Work to complete — Write out everything from the first of the rows down to the line containing "- nav-about[interactable]: ABOUT: [474, 20, 503, 29]", both included, keeping each line unchanged.

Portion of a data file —
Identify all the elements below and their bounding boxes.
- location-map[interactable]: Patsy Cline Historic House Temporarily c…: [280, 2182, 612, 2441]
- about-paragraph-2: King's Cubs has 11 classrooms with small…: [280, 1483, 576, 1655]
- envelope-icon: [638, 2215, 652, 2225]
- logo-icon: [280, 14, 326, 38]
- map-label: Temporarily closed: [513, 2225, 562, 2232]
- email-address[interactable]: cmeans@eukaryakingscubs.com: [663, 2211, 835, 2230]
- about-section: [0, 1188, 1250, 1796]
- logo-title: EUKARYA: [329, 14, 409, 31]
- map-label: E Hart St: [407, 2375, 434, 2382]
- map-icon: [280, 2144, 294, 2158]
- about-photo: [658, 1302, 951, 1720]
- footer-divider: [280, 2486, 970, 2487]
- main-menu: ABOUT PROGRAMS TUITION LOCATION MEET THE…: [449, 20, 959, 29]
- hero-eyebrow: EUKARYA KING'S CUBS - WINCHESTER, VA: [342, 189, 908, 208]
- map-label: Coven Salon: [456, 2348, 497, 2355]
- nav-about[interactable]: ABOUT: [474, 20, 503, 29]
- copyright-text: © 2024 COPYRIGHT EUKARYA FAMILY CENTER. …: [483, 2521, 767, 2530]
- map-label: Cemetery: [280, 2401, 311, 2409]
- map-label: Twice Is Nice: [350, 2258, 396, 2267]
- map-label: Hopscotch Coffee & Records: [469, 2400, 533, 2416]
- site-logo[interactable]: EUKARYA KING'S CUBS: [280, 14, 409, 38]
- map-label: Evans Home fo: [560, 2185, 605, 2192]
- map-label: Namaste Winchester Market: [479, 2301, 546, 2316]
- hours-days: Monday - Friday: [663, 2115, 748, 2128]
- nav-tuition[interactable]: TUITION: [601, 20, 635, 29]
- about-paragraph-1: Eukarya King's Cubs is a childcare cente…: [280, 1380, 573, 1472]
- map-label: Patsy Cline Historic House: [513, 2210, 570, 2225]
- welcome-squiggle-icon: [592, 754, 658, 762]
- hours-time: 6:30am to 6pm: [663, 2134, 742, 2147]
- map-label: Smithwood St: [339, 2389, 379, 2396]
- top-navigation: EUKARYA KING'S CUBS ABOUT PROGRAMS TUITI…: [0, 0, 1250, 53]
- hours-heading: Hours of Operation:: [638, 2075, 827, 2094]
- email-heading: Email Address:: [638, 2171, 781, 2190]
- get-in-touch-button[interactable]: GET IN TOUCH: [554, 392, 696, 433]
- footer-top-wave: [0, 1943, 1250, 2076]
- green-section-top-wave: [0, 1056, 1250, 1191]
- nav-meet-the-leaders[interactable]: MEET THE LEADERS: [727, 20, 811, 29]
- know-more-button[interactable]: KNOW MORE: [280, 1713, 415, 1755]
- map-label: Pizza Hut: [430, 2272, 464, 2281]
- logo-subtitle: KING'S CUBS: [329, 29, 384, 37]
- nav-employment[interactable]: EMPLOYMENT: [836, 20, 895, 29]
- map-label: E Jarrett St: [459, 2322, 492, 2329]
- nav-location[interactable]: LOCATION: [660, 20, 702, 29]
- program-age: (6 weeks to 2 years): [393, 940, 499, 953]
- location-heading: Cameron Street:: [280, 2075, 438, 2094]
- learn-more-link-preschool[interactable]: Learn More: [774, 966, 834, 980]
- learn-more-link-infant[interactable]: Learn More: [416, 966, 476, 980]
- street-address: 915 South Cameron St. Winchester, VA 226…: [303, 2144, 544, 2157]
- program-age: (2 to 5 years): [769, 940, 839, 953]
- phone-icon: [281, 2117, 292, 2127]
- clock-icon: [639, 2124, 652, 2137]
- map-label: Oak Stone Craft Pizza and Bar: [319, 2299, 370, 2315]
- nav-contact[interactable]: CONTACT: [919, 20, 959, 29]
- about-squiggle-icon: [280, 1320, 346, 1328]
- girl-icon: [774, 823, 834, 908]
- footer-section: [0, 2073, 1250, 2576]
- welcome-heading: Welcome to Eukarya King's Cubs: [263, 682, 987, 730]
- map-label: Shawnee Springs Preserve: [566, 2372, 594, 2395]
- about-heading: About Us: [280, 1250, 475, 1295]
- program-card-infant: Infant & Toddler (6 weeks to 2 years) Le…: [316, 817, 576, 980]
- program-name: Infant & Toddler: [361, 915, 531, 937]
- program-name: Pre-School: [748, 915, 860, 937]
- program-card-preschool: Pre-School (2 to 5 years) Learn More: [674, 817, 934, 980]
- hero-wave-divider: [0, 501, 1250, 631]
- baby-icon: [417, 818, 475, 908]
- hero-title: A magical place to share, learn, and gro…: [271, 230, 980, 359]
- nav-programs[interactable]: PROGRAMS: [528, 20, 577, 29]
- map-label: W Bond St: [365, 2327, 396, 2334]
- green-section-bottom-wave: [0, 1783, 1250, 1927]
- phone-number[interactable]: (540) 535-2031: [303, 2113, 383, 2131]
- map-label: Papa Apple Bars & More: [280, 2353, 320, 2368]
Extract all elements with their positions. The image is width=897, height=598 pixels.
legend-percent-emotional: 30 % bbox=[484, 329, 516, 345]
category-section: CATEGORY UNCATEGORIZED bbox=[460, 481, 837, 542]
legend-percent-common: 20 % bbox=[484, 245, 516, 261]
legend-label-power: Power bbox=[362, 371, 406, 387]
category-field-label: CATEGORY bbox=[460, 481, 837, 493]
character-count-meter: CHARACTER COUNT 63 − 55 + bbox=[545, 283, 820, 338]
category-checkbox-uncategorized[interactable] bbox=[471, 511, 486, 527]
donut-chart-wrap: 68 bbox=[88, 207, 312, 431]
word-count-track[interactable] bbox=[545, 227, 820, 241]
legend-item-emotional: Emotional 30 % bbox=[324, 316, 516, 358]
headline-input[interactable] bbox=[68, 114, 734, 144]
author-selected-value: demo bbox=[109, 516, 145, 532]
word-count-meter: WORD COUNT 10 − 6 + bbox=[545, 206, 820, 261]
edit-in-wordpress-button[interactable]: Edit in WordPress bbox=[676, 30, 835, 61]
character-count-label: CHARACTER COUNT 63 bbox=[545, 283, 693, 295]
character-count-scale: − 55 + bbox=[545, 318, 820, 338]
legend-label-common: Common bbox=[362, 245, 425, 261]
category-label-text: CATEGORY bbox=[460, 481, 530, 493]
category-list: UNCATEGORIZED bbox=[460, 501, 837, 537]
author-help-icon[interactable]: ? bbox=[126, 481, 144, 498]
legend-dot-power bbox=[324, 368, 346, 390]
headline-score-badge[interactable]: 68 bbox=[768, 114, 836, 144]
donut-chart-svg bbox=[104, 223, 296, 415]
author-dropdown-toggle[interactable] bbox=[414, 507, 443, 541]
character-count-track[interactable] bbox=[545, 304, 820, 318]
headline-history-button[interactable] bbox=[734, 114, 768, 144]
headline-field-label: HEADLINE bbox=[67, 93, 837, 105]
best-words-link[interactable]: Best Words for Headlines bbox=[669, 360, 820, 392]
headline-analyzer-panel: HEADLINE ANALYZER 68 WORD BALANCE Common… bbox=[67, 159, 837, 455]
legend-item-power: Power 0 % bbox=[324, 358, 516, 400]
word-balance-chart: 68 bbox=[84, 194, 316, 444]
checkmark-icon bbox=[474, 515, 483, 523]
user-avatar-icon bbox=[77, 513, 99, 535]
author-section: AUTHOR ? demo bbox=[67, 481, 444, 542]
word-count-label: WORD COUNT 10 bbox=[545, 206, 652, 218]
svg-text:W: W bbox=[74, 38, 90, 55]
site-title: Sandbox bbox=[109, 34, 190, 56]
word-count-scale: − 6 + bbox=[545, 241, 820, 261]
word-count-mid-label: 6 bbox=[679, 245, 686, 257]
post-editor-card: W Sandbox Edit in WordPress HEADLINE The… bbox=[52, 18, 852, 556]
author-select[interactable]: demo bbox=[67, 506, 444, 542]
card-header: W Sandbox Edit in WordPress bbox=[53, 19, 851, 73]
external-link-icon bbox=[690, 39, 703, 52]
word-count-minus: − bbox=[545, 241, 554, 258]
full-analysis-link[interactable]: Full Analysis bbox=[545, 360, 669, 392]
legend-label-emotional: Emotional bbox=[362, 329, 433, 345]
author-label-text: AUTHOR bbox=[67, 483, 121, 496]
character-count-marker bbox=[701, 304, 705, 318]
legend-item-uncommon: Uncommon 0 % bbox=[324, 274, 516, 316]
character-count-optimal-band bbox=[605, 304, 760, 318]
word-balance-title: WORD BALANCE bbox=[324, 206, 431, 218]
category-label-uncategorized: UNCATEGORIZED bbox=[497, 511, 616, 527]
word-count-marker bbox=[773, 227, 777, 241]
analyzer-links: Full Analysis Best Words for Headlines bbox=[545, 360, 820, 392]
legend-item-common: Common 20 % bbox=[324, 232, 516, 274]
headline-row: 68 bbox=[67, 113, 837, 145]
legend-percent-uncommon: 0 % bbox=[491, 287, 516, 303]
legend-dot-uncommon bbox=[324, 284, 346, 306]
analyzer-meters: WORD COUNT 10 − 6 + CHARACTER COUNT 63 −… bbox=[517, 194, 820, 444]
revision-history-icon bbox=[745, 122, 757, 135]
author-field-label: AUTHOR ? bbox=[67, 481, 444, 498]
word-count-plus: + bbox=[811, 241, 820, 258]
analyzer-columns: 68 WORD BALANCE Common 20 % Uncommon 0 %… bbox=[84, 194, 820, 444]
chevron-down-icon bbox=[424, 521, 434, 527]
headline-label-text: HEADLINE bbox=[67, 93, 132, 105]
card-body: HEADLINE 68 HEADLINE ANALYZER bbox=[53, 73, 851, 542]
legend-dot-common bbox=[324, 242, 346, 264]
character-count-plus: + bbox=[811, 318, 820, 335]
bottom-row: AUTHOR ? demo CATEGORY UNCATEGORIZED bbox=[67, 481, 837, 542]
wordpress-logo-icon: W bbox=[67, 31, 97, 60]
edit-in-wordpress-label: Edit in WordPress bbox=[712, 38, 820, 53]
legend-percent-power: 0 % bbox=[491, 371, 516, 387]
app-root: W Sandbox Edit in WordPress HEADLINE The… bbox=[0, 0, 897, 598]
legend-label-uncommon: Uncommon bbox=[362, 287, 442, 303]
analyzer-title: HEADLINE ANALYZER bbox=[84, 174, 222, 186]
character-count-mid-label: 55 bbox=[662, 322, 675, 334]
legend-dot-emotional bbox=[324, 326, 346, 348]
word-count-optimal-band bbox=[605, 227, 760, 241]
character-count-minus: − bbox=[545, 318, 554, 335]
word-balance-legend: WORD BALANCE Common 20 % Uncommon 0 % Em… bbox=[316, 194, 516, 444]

Response below —
Identify all the elements below and their bounding boxes.
- location-map[interactable]: Patsy Cline Historic House Temporarily c…: [280, 2182, 612, 2441]
- about-paragraph-2: King's Cubs has 11 classrooms with small…: [280, 1483, 576, 1655]
- envelope-icon: [638, 2215, 652, 2225]
- logo-icon: [280, 14, 326, 38]
- map-label: Temporarily closed: [513, 2225, 562, 2232]
- email-address[interactable]: cmeans@eukaryakingscubs.com: [663, 2211, 835, 2230]
- about-section: [0, 1188, 1250, 1796]
- logo-title: EUKARYA: [329, 14, 409, 31]
- map-label: E Hart St: [407, 2375, 434, 2382]
- map-icon: [280, 2144, 294, 2158]
- about-photo: [658, 1302, 951, 1720]
- footer-divider: [280, 2486, 970, 2487]
- main-menu: ABOUT PROGRAMS TUITION LOCATION MEET THE…: [449, 20, 959, 29]
- hero-eyebrow: EUKARYA KING'S CUBS - WINCHESTER, VA: [342, 189, 908, 208]
- map-label: Coven Salon: [456, 2348, 497, 2355]
- nav-about[interactable]: ABOUT: [474, 20, 503, 29]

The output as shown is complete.